::: Excerpt :::
Ireland Has Seen Green-Opportunism From Eamon Ryan Before

AH, Baile Átha Cliath

The Green Party has seen several successes in the last 12 months with regards to its electoral relevance. In 2019 the Party won a few positions in the form of 49 Council Seats and 2 European Parliament Seats. In the General Election of February 8th, the Green Party further accrued 12 Parliament Seats. In short, it took nine years for people to forget that the Green Party propped up Fianna Fáil in 2007, 2008, 2009, 2010, and finally resigned in 2011.

The Green Party withdrew because they felt “there was a lack of communication” and a “breakdown of trust” between their two parties. Naturally, their leader is quoted as being almost unrepentant about overseeing the introduction of ruthless austerity measures with words like “proud of achievements in the areas of planning, renewable energy, energy standards of building, water conservation and other environmental areas”.

According to an article that records how the Green Party went into government the last time, one of the largest contradictions of their tenure was to backtrack on their support for the Shell to Sea campaign – a campaign which was opposing the handover of natural resources to private companies. The Green Party had promised an independent commission as well as a review of the giveaway of oil and gas. One year later as minister, Eamonn Ryan was celebrating the great benefits that privatisation of natural resources would bring.

 

While the Green Party had Ministers, those Ministers partied like their Fianna Fáil counterparts. ‘Snouts in the Trough’ documents the lavish lifestyles those Fianna Fáil gangsters enjoyed, it also discusses the Greens. Bear in mind, the official statement following the 2008 Financial Crash was that the nation was in recession, so the following should be even more shocking. John Gormley, then leader of the Party “travelled to a climate change event in the Welsh border village of Hay-on-Wye. The average person – and certainly the average politician – would probably have taken the short flight to Bristol or to Cardiff Airport and made their way cross-country from there… Instead Mr Gormley got the ferry to Holyhead and was met by a chauffeur-driven car. It drove five hours from the Irish Embassy in London. The total cost? €2,200, or €440 per hour. The Sunday Tribune ran a headline titled ‘Green Gormley: Where’s my limo’?”

The chapter documents further opulent use of private chauffeur-driven car services by the former Minister. Alongside this, Mr Gormley stayed in the finest accommodation, naturally and one such bill in the Dorchester in London was €5,112. Recession? Not for ministers!

In fact, when Shane Phelan, the investigative correspondent for the ‘Irish Independent’, looked for details, almost 40% of them were missing out of a total of 66,000 euro worth of overseas travel. VIP Airport lounges, car hire, limousines, flights to exotic destinations and so on. Almost identical to the opulent and lavish lifestyles that Fianna Fáil and Fine Gael representatives lead.
::: Supplied data :::
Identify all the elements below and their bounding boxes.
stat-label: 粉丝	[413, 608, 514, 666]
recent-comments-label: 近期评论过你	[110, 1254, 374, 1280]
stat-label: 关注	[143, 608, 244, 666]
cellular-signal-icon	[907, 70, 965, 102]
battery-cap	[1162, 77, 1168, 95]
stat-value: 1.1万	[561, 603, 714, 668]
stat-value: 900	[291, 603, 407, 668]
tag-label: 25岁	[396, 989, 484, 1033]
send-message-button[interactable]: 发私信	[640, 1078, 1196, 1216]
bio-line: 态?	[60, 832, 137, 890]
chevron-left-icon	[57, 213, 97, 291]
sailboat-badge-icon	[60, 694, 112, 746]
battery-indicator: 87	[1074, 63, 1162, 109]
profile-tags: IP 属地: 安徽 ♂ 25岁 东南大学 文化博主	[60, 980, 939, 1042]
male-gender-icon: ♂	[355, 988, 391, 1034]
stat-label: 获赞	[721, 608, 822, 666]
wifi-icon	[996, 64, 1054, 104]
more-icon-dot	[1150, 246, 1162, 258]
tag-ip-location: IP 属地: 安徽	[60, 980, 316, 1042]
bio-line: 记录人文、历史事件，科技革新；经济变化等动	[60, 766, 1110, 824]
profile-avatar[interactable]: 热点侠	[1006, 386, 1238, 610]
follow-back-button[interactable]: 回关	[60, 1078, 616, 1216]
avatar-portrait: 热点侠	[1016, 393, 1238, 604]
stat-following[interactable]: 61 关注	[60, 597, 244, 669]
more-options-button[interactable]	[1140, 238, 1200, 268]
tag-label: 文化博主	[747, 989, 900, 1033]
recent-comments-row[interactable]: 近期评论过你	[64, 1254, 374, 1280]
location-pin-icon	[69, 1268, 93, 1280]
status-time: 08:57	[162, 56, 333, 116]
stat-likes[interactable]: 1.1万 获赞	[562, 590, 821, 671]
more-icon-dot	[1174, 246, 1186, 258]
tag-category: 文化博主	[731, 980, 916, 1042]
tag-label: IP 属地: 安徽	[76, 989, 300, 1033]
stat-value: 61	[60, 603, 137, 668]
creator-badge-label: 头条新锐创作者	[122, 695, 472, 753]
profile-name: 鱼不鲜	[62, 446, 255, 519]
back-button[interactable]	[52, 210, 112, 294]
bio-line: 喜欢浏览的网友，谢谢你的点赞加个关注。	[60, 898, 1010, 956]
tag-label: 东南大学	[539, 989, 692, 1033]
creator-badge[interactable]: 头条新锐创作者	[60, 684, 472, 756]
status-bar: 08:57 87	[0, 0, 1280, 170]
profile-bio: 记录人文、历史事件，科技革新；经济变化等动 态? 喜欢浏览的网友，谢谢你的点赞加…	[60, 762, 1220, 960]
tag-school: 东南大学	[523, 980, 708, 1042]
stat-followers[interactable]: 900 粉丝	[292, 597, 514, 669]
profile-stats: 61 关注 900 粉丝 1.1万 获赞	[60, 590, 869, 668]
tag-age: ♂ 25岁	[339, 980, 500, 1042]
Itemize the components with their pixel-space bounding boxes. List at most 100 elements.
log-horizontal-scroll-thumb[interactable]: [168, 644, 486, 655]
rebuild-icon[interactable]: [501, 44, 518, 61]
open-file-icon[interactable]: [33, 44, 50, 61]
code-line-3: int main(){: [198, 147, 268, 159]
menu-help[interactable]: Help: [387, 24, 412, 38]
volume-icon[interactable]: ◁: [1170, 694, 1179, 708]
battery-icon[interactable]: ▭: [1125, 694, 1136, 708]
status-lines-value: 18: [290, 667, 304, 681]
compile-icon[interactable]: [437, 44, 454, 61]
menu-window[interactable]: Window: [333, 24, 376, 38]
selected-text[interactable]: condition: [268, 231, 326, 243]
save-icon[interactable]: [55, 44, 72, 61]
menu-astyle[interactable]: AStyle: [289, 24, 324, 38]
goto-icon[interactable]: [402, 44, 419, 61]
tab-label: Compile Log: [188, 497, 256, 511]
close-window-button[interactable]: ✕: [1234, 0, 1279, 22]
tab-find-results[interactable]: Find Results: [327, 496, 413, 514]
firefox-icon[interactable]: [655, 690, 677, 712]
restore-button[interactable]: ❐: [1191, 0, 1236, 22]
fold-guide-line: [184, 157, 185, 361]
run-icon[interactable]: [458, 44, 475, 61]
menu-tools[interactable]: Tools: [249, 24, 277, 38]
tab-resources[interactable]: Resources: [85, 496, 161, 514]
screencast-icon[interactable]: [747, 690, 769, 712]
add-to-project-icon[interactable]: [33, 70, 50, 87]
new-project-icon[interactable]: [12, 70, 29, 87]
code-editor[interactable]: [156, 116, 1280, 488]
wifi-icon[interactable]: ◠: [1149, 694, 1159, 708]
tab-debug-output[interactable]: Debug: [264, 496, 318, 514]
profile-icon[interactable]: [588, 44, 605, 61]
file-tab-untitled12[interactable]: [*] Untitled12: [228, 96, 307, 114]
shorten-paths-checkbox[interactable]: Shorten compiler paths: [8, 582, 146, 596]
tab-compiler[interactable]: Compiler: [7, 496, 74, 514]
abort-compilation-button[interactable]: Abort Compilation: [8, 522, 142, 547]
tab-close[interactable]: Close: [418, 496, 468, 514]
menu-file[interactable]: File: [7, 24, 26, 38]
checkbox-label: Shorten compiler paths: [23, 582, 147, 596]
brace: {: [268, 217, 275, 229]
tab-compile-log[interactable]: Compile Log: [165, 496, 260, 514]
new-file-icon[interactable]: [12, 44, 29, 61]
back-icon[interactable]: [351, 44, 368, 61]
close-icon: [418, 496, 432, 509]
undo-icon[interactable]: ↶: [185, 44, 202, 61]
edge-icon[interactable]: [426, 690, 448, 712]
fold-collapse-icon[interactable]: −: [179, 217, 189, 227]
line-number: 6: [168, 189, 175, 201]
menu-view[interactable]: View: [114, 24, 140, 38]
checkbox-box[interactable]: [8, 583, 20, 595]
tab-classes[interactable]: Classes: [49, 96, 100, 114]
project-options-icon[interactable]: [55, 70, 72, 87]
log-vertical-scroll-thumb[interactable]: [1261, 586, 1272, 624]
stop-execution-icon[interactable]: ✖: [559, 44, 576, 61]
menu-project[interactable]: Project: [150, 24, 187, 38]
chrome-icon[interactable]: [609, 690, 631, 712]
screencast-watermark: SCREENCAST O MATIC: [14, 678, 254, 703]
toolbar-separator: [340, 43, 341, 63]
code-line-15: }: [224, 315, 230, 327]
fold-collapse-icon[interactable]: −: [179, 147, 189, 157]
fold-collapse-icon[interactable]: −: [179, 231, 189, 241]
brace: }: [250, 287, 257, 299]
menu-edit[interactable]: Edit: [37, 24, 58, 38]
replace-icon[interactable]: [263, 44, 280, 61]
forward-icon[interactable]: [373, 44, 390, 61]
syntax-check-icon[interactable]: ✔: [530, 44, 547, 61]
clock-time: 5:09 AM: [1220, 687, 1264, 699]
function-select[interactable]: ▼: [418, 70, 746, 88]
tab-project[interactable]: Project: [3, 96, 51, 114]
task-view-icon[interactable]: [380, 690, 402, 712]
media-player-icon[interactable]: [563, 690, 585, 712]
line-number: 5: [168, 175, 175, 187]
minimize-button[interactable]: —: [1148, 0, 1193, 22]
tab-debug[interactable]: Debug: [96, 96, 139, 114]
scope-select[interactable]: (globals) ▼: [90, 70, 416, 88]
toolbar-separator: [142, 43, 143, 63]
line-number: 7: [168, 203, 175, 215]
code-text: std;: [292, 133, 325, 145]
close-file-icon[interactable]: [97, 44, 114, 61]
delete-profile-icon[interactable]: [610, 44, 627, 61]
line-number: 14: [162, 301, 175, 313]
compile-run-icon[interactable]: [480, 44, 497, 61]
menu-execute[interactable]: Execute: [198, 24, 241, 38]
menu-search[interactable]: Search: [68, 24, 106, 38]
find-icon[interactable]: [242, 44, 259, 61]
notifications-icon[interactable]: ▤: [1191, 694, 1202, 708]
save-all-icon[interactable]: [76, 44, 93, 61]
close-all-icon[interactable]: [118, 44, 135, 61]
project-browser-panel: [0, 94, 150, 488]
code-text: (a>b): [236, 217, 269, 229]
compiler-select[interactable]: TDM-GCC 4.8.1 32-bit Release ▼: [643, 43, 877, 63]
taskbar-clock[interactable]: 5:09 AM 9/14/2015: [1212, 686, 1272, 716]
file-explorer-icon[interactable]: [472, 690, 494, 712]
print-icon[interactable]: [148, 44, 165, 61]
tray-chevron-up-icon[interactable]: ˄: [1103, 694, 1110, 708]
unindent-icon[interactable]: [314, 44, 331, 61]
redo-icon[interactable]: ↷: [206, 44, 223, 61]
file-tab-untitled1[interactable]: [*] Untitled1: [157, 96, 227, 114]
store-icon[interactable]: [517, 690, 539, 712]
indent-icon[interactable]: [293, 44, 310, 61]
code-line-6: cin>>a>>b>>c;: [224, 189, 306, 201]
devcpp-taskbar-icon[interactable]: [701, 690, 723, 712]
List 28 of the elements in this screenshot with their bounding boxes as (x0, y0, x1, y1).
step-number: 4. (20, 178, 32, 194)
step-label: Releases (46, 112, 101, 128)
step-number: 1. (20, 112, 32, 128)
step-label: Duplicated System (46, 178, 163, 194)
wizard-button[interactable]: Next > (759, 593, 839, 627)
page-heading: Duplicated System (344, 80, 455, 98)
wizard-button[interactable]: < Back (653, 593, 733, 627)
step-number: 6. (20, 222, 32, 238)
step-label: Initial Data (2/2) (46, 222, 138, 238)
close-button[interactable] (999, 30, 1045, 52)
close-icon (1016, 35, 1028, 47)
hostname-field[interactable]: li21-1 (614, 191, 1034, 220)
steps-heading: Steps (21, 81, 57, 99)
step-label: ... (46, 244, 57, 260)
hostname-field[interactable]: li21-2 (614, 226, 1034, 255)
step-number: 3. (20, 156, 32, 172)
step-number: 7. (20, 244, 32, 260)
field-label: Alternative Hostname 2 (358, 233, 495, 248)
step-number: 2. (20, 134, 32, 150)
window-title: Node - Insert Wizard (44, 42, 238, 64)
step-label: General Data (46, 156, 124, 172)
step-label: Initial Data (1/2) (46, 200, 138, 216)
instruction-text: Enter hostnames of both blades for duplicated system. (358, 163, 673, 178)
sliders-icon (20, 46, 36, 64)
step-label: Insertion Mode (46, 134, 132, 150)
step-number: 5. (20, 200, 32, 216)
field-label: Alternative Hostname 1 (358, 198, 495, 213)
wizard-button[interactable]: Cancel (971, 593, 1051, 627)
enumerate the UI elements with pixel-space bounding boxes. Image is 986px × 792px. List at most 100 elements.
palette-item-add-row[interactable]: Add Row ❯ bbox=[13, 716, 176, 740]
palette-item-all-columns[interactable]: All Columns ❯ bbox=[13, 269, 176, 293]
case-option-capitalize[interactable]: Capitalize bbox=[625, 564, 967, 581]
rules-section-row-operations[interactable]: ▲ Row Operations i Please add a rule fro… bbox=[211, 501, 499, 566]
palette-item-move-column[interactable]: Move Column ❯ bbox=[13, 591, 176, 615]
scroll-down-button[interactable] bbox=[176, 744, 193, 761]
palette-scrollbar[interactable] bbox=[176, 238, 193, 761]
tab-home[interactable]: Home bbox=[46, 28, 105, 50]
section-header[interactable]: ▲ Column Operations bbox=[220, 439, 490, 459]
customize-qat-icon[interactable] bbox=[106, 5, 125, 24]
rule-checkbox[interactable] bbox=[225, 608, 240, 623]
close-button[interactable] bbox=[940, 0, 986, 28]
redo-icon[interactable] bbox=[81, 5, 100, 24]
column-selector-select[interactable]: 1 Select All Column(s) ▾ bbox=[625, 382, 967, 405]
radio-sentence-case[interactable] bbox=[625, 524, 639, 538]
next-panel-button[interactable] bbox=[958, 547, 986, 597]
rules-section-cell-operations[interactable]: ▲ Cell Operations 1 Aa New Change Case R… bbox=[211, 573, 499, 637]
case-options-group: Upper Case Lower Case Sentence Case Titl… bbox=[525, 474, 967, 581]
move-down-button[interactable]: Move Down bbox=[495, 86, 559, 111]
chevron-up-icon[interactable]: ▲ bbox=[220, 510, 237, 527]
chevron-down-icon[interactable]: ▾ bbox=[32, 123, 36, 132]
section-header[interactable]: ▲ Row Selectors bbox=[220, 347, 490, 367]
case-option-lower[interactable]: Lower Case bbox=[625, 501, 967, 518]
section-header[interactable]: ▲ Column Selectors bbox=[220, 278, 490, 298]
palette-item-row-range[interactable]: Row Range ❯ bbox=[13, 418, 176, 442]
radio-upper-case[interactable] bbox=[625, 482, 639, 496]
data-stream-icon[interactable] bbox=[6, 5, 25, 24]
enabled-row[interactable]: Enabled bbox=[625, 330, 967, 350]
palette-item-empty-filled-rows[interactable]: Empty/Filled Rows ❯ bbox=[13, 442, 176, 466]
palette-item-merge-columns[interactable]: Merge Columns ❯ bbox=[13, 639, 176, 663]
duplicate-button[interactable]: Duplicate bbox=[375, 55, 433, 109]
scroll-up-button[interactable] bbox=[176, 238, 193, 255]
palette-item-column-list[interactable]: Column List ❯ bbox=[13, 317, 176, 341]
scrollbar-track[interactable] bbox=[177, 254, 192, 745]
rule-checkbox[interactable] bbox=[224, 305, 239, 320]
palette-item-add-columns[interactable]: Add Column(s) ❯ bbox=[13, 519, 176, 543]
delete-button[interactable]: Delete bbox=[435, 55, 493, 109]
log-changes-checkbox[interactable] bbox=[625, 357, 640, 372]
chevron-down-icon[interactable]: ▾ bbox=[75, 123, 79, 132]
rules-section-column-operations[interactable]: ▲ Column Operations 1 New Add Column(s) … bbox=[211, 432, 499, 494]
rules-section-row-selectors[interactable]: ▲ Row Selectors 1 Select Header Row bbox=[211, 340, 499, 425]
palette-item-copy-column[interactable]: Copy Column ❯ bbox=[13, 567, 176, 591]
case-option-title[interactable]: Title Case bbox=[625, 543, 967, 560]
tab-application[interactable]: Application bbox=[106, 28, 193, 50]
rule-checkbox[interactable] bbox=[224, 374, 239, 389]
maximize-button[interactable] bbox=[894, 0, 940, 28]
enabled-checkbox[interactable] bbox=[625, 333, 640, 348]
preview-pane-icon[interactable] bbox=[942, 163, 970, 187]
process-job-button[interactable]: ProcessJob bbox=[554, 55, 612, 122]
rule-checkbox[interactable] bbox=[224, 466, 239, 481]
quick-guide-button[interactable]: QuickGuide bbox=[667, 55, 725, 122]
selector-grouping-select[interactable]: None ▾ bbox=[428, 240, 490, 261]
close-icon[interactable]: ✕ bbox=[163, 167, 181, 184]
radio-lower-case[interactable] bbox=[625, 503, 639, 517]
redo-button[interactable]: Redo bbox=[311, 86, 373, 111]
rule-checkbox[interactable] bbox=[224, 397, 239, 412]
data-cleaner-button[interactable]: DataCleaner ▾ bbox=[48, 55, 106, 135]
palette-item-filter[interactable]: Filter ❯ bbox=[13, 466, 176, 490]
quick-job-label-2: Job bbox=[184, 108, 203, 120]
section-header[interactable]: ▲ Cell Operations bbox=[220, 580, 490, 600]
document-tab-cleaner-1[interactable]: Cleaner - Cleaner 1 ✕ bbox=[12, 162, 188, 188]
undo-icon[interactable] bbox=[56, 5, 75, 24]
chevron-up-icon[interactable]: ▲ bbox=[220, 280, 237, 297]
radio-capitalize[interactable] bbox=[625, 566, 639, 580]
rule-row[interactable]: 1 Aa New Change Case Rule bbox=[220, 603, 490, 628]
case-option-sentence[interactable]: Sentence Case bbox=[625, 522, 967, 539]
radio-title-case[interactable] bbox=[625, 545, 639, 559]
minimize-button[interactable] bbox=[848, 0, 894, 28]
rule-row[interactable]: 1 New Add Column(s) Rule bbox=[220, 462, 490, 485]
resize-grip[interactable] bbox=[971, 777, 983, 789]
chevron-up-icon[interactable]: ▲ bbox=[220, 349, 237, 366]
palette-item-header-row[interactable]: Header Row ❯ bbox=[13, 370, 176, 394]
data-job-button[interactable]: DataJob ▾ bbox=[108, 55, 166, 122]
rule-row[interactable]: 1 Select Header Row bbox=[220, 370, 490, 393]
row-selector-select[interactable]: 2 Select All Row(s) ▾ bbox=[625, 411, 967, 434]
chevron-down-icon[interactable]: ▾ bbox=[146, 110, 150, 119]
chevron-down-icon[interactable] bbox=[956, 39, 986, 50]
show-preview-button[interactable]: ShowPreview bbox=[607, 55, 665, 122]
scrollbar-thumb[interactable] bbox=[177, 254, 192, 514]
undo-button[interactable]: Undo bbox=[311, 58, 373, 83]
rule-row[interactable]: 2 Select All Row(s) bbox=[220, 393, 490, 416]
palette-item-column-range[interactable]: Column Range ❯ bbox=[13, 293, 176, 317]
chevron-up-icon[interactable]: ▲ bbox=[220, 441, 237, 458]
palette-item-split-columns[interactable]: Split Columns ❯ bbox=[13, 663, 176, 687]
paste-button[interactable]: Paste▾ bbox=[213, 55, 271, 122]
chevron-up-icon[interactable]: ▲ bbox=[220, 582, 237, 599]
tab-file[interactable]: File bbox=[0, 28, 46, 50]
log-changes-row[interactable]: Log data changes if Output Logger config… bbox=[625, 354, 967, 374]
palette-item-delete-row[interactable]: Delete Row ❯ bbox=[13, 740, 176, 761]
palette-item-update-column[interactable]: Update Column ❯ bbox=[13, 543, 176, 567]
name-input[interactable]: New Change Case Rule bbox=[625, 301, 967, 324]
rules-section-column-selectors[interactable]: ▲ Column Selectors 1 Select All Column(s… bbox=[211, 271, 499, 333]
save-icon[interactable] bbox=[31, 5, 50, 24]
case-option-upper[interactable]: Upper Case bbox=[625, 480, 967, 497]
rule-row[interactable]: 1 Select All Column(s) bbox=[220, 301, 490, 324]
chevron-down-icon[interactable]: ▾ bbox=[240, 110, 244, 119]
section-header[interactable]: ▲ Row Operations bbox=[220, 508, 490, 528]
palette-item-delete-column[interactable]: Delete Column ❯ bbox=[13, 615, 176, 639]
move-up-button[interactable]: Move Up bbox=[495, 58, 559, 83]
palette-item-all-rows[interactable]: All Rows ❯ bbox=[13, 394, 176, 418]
:::
▶ [What to do]
1 – In the article on the Green Party, which areas of achievement is the party's leader quoted as being proud of? List them all.
2 – Duplicate the data entries from their first line through the line that contains "63, 1162, 109]", with both of those lines included.

▶ [In response]
1 –
- Planning
- Renewable energy
- Energy standards of building
- Water conservation
- Other environmental areas

2 –
Identify all the elements below and their bounding boxes.
stat-label: 粉丝	[413, 608, 514, 666]
recent-comments-label: 近期评论过你	[110, 1254, 374, 1280]
stat-label: 关注	[143, 608, 244, 666]
cellular-signal-icon	[907, 70, 965, 102]
battery-cap	[1162, 77, 1168, 95]
stat-value: 1.1万	[561, 603, 714, 668]
stat-value: 900	[291, 603, 407, 668]
tag-label: 25岁	[396, 989, 484, 1033]
send-message-button[interactable]: 发私信	[640, 1078, 1196, 1216]
bio-line: 态?	[60, 832, 137, 890]
chevron-left-icon	[57, 213, 97, 291]
sailboat-badge-icon	[60, 694, 112, 746]
battery-indicator: 87	[1074, 63, 1162, 109]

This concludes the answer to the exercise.